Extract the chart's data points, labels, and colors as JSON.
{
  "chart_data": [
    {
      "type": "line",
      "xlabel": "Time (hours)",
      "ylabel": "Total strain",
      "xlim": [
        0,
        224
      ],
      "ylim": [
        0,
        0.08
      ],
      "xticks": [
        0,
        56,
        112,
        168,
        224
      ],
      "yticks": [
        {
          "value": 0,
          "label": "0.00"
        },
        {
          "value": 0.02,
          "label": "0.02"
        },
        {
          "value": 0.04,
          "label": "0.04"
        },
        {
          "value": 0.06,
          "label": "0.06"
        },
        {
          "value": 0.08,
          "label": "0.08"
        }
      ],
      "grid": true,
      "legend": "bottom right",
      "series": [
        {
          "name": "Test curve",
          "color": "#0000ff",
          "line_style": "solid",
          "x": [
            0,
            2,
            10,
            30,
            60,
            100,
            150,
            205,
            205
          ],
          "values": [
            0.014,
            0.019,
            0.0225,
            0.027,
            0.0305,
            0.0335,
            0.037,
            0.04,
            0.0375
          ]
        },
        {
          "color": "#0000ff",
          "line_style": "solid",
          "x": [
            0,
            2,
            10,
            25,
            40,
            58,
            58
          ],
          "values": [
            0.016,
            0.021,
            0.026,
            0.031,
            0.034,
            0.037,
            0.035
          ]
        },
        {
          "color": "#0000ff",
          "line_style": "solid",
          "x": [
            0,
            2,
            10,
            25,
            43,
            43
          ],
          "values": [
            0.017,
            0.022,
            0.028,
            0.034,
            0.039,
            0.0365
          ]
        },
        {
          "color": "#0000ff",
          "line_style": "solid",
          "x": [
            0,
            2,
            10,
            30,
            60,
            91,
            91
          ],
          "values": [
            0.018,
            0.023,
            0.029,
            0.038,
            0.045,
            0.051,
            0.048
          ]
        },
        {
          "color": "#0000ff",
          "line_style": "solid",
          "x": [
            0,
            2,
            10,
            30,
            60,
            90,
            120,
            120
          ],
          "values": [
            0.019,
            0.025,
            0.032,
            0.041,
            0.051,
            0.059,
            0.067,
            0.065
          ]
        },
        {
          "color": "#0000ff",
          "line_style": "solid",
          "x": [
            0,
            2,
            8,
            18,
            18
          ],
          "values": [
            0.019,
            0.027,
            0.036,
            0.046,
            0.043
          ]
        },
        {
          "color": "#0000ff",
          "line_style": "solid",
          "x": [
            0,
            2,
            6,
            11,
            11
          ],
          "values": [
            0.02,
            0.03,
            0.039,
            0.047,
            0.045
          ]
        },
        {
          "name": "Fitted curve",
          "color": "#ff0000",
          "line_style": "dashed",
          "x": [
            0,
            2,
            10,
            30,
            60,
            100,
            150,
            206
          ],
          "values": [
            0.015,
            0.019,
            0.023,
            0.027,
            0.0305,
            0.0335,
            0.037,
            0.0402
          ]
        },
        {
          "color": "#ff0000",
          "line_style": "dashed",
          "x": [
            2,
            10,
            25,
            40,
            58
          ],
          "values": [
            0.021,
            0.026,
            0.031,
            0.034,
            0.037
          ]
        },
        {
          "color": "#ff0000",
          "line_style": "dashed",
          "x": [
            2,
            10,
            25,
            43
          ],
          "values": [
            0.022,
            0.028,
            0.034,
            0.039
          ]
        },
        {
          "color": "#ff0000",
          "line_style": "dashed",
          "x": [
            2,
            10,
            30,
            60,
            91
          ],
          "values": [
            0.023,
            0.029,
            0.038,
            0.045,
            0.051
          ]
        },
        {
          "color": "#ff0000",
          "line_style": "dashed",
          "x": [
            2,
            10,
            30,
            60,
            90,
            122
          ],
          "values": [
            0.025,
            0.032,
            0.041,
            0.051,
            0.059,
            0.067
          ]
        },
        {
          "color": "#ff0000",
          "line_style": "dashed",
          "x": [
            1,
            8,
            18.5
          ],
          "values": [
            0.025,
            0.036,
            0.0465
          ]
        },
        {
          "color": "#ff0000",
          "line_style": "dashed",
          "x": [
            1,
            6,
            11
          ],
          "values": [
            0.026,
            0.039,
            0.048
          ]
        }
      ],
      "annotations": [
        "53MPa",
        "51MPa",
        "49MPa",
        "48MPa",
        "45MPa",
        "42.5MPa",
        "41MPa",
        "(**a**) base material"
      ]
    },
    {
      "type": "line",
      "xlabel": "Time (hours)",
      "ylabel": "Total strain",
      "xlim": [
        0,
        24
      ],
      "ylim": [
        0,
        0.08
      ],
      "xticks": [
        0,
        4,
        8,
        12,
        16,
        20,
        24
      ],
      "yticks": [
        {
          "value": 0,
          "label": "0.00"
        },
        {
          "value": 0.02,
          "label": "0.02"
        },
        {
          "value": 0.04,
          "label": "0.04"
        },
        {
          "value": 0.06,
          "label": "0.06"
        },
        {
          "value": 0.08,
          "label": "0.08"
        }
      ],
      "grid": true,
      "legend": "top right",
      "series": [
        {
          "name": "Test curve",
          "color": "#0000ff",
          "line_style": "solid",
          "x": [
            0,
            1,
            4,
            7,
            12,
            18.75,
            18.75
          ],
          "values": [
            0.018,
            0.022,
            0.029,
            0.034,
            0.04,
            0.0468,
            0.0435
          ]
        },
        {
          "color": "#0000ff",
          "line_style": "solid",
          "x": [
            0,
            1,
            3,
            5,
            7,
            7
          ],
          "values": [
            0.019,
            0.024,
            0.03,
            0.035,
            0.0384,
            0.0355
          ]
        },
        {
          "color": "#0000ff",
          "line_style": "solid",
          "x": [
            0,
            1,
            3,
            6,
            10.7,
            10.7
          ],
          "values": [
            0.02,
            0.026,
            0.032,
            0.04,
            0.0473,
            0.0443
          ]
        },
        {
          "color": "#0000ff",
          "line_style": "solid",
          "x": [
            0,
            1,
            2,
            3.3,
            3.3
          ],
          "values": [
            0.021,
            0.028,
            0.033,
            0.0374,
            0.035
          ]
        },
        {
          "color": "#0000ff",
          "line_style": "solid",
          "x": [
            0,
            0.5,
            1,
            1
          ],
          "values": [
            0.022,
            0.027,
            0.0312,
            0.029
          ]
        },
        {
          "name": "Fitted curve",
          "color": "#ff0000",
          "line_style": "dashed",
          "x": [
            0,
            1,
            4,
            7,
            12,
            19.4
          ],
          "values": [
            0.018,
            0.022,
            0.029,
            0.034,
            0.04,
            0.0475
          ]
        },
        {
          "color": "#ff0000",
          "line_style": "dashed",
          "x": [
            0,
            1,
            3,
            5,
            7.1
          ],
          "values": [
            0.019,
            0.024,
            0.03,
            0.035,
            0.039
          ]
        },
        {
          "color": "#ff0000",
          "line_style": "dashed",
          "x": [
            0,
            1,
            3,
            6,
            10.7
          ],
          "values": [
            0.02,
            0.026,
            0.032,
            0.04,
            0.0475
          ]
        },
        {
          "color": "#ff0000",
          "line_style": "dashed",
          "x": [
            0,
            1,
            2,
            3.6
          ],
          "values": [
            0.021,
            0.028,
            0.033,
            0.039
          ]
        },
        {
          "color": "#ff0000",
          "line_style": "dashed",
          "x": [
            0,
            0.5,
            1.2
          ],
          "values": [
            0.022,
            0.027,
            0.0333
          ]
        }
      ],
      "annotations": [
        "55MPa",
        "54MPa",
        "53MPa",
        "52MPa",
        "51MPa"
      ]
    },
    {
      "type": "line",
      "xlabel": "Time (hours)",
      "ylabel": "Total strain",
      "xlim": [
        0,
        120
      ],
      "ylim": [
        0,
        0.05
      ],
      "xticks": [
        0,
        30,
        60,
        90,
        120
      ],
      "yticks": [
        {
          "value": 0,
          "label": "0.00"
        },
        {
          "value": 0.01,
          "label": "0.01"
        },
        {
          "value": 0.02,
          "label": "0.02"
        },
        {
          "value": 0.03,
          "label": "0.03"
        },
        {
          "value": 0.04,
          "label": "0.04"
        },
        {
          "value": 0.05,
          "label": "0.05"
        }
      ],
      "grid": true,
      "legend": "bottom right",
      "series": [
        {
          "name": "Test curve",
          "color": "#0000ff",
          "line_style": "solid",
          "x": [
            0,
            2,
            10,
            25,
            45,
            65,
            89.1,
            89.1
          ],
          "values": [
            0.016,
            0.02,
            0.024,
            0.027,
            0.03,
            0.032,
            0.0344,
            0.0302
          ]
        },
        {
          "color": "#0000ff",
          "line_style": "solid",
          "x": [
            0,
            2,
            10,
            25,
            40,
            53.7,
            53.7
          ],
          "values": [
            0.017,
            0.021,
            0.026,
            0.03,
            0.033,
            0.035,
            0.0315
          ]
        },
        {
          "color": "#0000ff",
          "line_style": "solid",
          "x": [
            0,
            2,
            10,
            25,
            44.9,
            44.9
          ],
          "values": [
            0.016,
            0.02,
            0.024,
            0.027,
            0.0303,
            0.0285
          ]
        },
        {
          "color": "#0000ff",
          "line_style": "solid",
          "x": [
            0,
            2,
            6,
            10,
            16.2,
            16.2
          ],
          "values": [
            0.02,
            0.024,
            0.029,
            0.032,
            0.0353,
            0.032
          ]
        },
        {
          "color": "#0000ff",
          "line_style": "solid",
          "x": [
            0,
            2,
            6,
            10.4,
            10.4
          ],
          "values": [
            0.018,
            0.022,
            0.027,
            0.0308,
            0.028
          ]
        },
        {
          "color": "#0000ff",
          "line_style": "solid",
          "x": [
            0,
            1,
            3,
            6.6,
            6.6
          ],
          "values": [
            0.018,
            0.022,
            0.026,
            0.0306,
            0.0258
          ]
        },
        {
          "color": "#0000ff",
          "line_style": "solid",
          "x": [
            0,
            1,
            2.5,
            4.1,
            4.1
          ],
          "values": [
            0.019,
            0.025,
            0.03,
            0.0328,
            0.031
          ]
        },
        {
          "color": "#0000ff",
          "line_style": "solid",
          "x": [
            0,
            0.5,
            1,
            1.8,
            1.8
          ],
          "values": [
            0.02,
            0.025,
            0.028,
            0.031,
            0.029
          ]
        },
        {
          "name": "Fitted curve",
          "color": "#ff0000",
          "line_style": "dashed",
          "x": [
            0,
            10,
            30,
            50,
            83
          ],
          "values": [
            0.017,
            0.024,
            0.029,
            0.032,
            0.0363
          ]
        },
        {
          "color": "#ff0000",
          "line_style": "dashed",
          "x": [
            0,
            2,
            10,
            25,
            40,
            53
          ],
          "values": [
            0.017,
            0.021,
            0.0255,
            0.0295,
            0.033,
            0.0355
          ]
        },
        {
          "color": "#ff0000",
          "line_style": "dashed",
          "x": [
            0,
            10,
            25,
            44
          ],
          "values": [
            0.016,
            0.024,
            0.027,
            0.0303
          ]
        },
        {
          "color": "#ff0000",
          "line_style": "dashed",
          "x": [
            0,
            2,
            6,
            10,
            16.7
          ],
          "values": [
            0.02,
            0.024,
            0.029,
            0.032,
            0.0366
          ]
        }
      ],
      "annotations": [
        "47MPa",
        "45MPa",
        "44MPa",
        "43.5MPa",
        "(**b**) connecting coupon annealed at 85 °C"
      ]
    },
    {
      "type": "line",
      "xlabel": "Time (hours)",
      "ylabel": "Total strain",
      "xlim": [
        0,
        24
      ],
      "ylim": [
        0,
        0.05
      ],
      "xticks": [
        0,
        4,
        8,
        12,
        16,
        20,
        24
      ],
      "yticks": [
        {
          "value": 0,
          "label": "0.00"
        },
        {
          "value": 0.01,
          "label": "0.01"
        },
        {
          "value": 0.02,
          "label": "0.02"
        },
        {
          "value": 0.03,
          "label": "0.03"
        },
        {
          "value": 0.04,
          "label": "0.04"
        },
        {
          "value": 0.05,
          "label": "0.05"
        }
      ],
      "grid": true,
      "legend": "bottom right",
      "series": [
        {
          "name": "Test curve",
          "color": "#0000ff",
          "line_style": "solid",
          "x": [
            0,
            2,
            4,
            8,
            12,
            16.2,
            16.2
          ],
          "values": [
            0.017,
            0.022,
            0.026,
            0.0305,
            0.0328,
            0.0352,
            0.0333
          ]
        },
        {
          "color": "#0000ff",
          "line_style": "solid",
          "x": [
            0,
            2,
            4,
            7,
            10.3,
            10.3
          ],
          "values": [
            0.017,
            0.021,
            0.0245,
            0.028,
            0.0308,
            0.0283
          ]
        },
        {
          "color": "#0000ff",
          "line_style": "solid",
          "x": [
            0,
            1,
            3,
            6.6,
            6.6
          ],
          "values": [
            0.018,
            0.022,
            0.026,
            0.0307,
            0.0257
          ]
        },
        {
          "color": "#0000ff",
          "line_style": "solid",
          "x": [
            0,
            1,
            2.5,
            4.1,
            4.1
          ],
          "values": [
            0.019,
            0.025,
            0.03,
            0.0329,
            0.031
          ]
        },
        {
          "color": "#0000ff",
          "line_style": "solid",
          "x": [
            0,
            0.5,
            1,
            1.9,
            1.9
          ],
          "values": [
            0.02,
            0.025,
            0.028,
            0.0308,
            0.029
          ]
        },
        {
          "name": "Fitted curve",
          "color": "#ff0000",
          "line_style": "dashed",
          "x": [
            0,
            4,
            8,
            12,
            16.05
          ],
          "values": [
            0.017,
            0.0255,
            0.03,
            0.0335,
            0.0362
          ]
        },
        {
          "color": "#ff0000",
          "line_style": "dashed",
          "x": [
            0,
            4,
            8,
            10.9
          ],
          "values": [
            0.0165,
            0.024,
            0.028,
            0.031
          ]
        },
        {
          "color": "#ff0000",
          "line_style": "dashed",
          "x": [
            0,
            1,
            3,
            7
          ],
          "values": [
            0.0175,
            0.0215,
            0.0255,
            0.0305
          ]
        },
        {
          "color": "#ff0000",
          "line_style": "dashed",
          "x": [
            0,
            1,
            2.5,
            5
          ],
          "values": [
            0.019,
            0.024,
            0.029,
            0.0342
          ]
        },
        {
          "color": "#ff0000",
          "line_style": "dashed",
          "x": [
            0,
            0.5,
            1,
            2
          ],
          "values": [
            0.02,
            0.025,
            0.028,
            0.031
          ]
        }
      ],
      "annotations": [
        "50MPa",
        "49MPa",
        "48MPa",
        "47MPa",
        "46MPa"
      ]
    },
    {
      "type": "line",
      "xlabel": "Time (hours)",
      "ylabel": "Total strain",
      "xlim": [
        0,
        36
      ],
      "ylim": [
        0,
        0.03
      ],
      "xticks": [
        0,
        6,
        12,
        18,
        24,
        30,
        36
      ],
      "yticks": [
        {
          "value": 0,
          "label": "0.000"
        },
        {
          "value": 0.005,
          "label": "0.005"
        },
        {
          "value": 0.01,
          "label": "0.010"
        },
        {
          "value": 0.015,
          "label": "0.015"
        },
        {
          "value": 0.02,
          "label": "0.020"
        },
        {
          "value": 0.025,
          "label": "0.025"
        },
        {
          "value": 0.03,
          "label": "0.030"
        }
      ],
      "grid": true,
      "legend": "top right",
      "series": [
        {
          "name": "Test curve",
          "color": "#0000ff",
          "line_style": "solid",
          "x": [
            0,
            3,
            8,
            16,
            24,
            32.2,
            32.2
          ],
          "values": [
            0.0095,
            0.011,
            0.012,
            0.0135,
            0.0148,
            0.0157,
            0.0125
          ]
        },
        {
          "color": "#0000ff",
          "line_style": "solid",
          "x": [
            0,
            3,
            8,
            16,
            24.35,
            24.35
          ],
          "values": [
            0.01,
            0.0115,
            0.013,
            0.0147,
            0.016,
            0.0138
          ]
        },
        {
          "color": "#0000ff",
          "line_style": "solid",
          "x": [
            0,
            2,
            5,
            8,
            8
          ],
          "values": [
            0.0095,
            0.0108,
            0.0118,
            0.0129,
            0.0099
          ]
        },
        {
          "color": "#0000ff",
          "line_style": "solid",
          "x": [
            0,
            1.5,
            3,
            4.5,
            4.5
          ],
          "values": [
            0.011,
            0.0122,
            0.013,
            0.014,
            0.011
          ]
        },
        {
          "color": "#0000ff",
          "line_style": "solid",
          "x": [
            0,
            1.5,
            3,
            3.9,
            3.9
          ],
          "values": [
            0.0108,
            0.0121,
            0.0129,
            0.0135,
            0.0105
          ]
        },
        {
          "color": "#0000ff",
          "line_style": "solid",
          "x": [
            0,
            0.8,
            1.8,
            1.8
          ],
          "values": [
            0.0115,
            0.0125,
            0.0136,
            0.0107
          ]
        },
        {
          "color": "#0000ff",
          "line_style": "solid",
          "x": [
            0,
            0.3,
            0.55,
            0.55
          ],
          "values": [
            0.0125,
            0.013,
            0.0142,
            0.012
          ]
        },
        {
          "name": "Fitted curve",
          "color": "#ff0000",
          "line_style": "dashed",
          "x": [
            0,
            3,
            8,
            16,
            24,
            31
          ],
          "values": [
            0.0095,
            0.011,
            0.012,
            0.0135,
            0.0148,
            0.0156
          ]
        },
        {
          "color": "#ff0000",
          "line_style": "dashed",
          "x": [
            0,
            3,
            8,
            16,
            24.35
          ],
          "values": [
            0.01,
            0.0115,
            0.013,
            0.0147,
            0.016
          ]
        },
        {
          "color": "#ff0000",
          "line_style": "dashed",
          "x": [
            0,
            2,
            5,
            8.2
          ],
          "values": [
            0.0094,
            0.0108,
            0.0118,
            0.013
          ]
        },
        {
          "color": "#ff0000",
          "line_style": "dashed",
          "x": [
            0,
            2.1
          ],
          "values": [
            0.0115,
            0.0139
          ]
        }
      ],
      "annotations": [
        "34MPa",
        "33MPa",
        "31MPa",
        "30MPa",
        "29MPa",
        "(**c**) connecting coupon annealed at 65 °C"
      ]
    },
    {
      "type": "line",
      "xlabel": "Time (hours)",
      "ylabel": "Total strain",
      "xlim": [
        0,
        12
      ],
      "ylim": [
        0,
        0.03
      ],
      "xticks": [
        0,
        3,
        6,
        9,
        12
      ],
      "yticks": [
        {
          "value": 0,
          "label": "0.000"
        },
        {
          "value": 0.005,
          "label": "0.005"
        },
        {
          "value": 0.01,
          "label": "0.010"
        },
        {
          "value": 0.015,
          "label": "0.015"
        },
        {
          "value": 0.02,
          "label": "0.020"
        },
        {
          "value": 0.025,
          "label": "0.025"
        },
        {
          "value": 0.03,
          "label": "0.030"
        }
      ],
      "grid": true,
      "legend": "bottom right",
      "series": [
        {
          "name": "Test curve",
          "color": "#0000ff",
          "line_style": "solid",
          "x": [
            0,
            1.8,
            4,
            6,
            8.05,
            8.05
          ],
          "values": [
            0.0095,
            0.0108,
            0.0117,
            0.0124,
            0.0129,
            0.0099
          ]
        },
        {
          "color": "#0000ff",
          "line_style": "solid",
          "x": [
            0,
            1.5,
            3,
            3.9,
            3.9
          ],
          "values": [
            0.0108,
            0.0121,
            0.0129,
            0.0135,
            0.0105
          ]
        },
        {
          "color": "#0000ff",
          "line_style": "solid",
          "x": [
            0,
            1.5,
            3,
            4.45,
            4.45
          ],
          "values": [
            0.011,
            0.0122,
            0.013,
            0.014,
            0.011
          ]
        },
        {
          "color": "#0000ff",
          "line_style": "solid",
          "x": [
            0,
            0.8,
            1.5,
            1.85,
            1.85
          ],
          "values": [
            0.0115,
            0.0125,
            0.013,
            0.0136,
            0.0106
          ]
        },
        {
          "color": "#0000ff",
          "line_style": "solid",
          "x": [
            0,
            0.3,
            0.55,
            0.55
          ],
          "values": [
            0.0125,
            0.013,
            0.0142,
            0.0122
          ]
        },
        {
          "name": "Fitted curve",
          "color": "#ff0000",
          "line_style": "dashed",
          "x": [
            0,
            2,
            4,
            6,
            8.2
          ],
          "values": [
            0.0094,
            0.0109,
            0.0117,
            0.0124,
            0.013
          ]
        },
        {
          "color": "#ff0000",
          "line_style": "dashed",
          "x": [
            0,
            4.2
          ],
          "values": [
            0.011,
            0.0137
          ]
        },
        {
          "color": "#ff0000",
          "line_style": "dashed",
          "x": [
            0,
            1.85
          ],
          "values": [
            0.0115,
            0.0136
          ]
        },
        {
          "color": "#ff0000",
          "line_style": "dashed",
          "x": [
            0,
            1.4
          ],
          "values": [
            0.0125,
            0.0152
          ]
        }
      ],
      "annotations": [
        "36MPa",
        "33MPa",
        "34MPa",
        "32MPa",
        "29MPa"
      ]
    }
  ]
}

▶ _Problem requirements_
From the entries, report each line that includes the word "coupon".

▶ _Exercise output_
        "(**b**) connecting coupon annealed at 85 °C"
        "(**c**) connecting coupon annealed at 65 °C"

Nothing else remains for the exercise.